*PROBLEM DESCRIPTION*.
All entries should be output exactly as they stand.

*Items listed in a dataset*.

=-=-=

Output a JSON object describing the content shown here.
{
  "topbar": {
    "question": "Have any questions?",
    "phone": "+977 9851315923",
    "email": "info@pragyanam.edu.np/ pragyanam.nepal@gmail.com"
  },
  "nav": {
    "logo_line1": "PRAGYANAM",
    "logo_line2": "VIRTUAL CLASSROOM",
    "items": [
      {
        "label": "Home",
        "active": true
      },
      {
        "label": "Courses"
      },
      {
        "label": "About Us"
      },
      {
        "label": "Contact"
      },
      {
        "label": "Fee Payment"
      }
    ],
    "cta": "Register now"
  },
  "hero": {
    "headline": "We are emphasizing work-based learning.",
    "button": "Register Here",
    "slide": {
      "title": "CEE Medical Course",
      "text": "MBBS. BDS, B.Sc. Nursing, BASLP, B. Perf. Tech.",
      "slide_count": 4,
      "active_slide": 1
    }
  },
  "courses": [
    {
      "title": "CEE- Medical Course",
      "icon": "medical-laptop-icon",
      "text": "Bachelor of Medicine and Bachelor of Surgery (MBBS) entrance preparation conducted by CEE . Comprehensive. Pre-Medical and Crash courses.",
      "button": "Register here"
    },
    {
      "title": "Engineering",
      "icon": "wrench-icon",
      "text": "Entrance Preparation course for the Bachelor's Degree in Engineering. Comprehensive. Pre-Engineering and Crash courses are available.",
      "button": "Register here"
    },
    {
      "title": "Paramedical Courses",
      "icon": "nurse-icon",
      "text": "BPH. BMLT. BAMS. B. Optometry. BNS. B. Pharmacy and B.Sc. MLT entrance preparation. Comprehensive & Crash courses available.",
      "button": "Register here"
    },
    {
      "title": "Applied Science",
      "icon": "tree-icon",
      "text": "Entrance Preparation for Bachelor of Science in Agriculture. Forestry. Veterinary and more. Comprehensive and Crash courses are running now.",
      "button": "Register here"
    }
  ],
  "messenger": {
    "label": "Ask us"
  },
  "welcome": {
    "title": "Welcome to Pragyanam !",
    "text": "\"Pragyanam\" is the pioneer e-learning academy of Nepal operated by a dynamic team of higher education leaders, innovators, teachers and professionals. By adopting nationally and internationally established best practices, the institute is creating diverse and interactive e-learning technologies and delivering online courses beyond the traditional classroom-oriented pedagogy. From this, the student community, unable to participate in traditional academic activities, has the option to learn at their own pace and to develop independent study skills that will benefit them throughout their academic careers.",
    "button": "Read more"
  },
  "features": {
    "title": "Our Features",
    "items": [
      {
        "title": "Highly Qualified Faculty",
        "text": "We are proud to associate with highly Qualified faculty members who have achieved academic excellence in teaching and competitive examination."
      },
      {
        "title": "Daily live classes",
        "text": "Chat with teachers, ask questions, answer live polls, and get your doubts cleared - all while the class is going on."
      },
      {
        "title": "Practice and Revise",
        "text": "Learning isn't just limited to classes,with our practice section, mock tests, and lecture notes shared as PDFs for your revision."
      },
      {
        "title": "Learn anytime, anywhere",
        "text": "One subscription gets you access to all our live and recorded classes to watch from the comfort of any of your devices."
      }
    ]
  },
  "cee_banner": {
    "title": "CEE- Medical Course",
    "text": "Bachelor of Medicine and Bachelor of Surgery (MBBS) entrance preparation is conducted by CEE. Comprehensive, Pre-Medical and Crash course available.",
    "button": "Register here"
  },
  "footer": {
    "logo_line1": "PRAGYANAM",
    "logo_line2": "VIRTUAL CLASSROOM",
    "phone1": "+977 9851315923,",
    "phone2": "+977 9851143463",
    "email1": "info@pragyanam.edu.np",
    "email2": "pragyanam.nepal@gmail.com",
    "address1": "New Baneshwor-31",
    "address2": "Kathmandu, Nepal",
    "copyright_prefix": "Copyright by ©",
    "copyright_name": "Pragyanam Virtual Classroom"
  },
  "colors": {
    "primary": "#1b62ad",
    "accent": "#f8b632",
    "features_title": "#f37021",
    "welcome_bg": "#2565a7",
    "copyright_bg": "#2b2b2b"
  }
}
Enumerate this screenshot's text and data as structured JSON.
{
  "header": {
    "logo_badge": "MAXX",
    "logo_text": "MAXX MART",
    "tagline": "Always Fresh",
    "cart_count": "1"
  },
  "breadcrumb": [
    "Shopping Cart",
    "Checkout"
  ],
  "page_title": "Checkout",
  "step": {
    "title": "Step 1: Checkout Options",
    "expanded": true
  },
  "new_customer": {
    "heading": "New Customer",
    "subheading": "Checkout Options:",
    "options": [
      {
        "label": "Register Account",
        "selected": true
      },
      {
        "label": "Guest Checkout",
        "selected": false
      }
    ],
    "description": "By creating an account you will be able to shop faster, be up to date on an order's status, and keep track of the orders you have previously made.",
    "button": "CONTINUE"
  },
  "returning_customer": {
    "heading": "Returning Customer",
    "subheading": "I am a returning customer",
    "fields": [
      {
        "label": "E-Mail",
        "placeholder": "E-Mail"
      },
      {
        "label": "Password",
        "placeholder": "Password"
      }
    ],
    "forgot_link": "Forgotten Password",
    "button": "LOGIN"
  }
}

=-=-=

*THE SOLUTION*.
Output a JSON object describing the content shown here.
{
  "topbar": {
    "question": "Have any questions?",
    "phone": "+977 9851315923",
    "email": "info@pragyanam.edu.np/ pragyanam.nepal@gmail.com"
  },
  "nav": {
    "logo_line1": "PRAGYANAM",
    "logo_line2": "VIRTUAL CLASSROOM",
    "items": [
      {
        "label": "Home",
        "active": true
      },
      {
        "label": "Courses"
      },
      {
        "label": "About Us"
      },
      {
        "label": "Contact"
      },
      {
        "label": "Fee Payment"
      }
    ],
    "cta": "Register now"
  },
  "hero": {
    "headline": "We are emphasizing work-based learning.",
    "button": "Register Here",
    "slide": {
      "title": "CEE Medical Course",
      "text": "MBBS. BDS, B.Sc. Nursing, BASLP, B. Perf. Tech.",
      "slide_count": 4,
      "active_slide": 1
    }
  },
  "courses": [
    {
      "title": "CEE- Medical Course",
      "icon": "medical-laptop-icon",
      "text": "Bachelor of Medicine and Bachelor of Surgery (MBBS) entrance preparation conducted by CEE . Comprehensive. Pre-Medical and Crash courses.",
      "button": "Register here"
    },
    {
      "title": "Engineering",
      "icon": "wrench-icon",
      "text": "Entrance Preparation course for the Bachelor's Degree in Engineering. Comprehensive. Pre-Engineering and Crash courses are available.",
      "button": "Register here"
    },
    {
      "title": "Paramedical Courses",
      "icon": "nurse-icon",
      "text": "BPH. BMLT. BAMS. B. Optometry. BNS. B. Pharmacy and B.Sc. MLT entrance preparation. Comprehensive & Crash courses available.",
      "button": "Register here"
    },
    {
      "title": "Applied Science",
      "icon": "tree-icon",
      "text": "Entrance Preparation for Bachelor of Science in Agriculture. Forestry. Veterinary and more. Comprehensive and Crash courses are running now.",
      "button": "Register here"
    }
  ],
  "messenger": {
    "label": "Ask us"
  },
  "welcome": {
    "title": "Welcome to Pragyanam !",
    "text": "\"Pragyanam\" is the pioneer e-learning academy of Nepal operated by a dynamic team of higher education leaders, innovators, teachers and professionals. By adopting nationally and internationally established best practices, the institute is creating diverse and interactive e-learning technologies and delivering online courses beyond the traditional classroom-oriented pedagogy. From this, the student community, unable to participate in traditional academic activities, has the option to learn at their own pace and to develop independent study skills that will benefit them throughout their academic careers.",
    "button": "Read more"
  },
  "features": {
    "title": "Our Features",
    "items": [
      {
        "title": "Highly Qualified Faculty",
        "text": "We are proud to associate with highly Qualified faculty members who have achieved academic excellence in teaching and competitive examination."
      },
      {
        "title": "Daily live classes",
        "text": "Chat with teachers, ask questions, answer live polls, and get your doubts cleared - all while the class is going on."
      },
      {
        "title": "Practice and Revise",
        "text": "Learning isn't just limited to classes,with our practice section, mock tests, and lecture notes shared as PDFs for your revision."
      },
      {
        "title": "Learn anytime, anywhere",
        "text": "One subscription gets you access to all our live and recorded classes to watch from the comfort of any of your devices."
      }
    ]
  },
  "cee_banner": {
    "title": "CEE- Medical Course",
    "text": "Bachelor of Medicine and Bachelor of Surgery (MBBS) entrance preparation is conducted by CEE. Comprehensive, Pre-Medical and Crash course available.",
    "button": "Register here"
  },
  "footer": {
    "logo_line1": "PRAGYANAM",
    "logo_line2": "VIRTUAL CLASSROOM",
    "phone1": "+977 9851315923,",
    "phone2": "+977 9851143463",
    "email1": "info@pragyanam.edu.np",
    "email2": "pragyanam.nepal@gmail.com",
    "address1": "New Baneshwor-31",
    "address2": "Kathmandu, Nepal",
    "copyright_prefix": "Copyright by ©",
    "copyright_name": "Pragyanam Virtual Classroom"
  },
  "colors": {
    "primary": "#1b62ad",
    "accent": "#f8b632",
    "features_title": "#f37021",
    "welcome_bg": "#2565a7",
    "copyright_bg": "#2b2b2b"
  }
}
Enumerate this screenshot's text and data as structured JSON.
{
  "header": {
    "logo_badge": "MAXX",
    "logo_text": "MAXX MART",
    "tagline": "Always Fresh",
    "cart_count": "1"
  },
  "breadcrumb": [
    "Shopping Cart",
    "Checkout"
  ],
  "page_title": "Checkout",
  "step": {
    "title": "Step 1: Checkout Options",
    "expanded": true
  },
  "new_customer": {
    "heading": "New Customer",
    "subheading": "Checkout Options:",
    "options": [
      {
        "label": "Register Account",
        "selected": true
      },
      {
        "label": "Guest Checkout",
        "selected": false
      }
    ],
    "description": "By creating an account you will be able to shop faster, be up to date on an order's status, and keep track of the orders you have previously made.",
    "button": "CONTINUE"
  },
  "returning_customer": {
    "heading": "Returning Customer",
    "subheading": "I am a returning customer",
    "fields": [
      {
        "label": "E-Mail",
        "placeholder": "E-Mail"
      },
      {
        "label": "Password",
        "placeholder": "Password"
      }
    ],
    "forgot_link": "Forgotten Password",
    "button": "LOGIN"
  }
}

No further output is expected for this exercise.